§ TO DO
Show every line of the records below that contains the word "JSON".

§ INFORMATION SUPPLIED
━━━
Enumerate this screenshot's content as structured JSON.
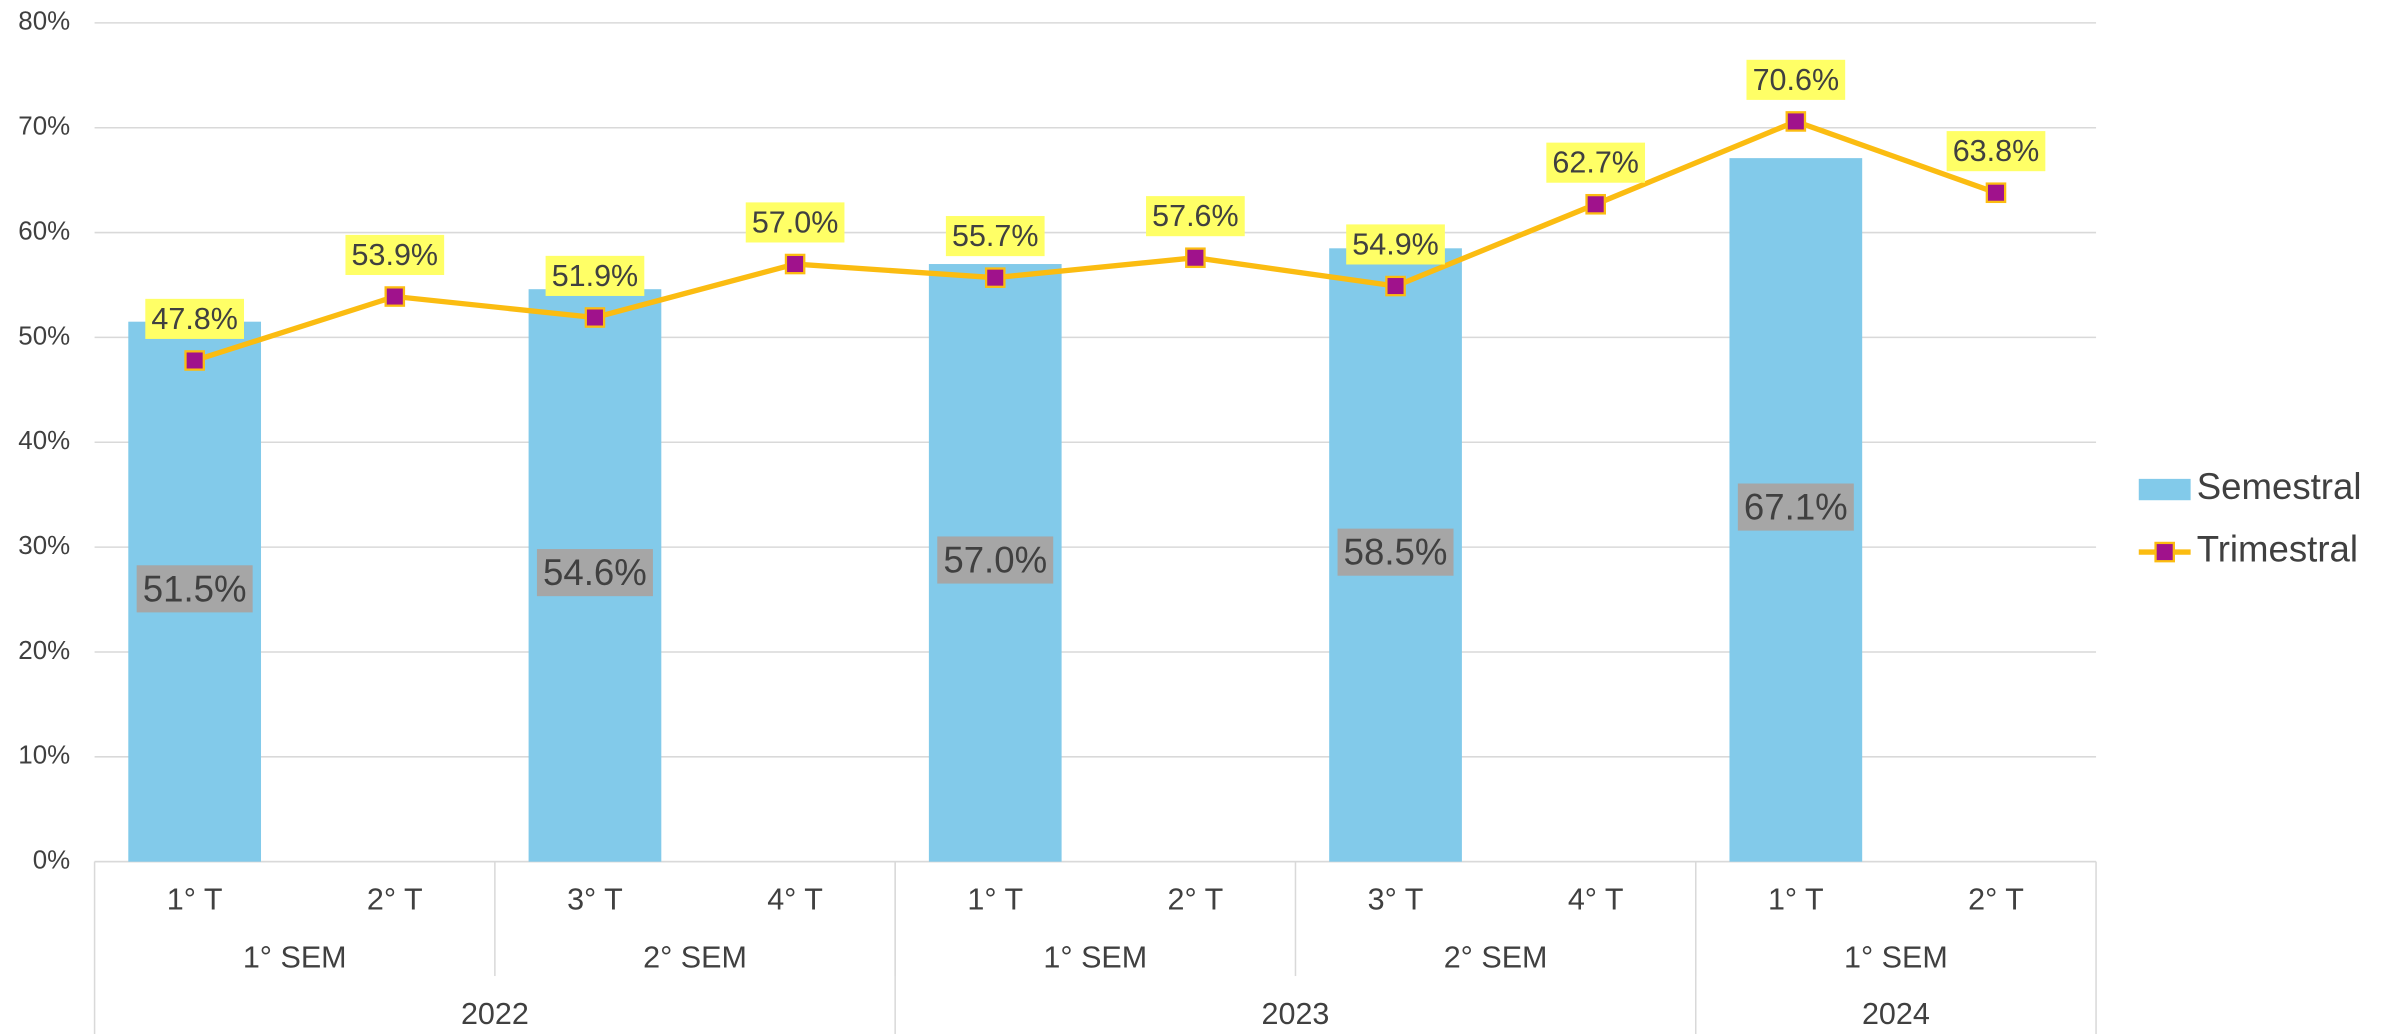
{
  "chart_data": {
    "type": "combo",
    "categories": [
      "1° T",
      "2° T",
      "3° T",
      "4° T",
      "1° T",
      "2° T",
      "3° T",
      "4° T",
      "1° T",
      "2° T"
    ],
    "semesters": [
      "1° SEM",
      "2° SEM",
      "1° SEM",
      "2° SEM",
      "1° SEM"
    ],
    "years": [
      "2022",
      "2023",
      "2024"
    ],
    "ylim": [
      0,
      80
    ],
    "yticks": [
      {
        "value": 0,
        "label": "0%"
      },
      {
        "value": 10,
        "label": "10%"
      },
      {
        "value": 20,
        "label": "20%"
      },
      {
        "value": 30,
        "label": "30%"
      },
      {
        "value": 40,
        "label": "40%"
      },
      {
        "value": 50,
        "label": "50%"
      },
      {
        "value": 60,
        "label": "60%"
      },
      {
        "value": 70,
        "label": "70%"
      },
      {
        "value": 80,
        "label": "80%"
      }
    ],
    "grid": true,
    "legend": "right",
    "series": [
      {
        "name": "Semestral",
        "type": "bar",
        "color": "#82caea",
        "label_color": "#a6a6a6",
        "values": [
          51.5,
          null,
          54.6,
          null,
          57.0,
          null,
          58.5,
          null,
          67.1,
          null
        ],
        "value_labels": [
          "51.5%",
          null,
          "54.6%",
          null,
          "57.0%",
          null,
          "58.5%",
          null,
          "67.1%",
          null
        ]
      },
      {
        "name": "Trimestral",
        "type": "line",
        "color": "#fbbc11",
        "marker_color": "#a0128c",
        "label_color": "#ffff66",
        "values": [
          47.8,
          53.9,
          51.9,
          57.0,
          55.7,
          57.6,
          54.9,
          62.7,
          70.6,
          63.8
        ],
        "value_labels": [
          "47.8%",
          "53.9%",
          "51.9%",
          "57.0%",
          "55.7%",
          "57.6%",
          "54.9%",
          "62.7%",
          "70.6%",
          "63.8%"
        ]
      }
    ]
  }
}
━━━
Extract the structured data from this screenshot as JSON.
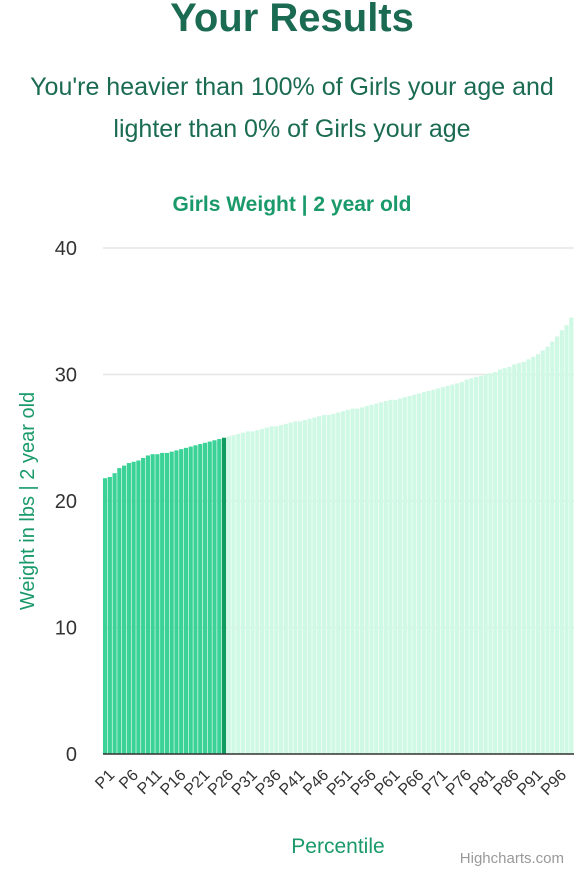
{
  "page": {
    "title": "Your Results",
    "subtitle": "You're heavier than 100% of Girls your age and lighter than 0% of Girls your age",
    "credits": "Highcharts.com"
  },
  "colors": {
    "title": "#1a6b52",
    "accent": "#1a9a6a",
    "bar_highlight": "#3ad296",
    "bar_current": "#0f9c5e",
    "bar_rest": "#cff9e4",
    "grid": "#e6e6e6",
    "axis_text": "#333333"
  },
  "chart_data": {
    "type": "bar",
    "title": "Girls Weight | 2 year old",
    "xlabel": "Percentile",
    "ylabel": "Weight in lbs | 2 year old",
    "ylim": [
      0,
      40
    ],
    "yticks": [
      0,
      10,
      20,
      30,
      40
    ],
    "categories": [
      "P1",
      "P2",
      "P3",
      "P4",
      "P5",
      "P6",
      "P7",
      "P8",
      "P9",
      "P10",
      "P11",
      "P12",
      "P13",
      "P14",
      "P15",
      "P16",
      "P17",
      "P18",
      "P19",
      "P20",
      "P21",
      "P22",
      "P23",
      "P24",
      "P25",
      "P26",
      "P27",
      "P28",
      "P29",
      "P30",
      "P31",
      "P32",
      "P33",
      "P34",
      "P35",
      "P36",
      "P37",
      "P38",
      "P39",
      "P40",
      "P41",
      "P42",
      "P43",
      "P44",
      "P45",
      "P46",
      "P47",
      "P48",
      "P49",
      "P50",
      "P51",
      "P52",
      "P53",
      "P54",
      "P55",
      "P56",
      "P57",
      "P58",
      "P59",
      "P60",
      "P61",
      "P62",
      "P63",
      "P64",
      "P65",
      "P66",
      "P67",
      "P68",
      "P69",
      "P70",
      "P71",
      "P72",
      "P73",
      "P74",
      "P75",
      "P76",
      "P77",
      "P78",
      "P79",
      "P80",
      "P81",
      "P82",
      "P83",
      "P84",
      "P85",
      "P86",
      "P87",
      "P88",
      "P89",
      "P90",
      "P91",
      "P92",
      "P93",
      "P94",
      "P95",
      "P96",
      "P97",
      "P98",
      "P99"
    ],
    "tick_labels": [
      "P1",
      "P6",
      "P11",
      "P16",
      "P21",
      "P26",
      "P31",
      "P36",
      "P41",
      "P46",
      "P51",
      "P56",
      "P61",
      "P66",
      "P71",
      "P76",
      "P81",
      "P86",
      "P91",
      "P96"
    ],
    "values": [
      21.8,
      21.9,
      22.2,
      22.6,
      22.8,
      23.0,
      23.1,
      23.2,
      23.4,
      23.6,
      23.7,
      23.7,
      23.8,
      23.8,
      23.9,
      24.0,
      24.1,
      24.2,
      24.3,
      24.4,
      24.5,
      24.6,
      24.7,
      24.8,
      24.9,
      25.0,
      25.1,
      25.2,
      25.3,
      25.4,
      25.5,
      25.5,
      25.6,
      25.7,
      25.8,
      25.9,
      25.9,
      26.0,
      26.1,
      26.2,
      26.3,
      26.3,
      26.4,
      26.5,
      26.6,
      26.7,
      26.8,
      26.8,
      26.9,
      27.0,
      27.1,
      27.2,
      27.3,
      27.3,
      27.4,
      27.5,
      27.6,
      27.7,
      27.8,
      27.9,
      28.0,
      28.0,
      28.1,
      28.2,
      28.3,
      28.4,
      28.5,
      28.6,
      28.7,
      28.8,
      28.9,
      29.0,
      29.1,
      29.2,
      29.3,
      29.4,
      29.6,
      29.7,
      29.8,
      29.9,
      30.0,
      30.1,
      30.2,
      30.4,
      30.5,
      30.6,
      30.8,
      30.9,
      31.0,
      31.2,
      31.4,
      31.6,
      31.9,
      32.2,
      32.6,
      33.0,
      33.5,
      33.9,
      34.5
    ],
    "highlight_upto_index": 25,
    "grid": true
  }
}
━━━
§ SOLUTION TO THIS PROBLEM
Enumerate this screenshot's content as structured JSON.
Extract the structured data from this screenshot as JSON.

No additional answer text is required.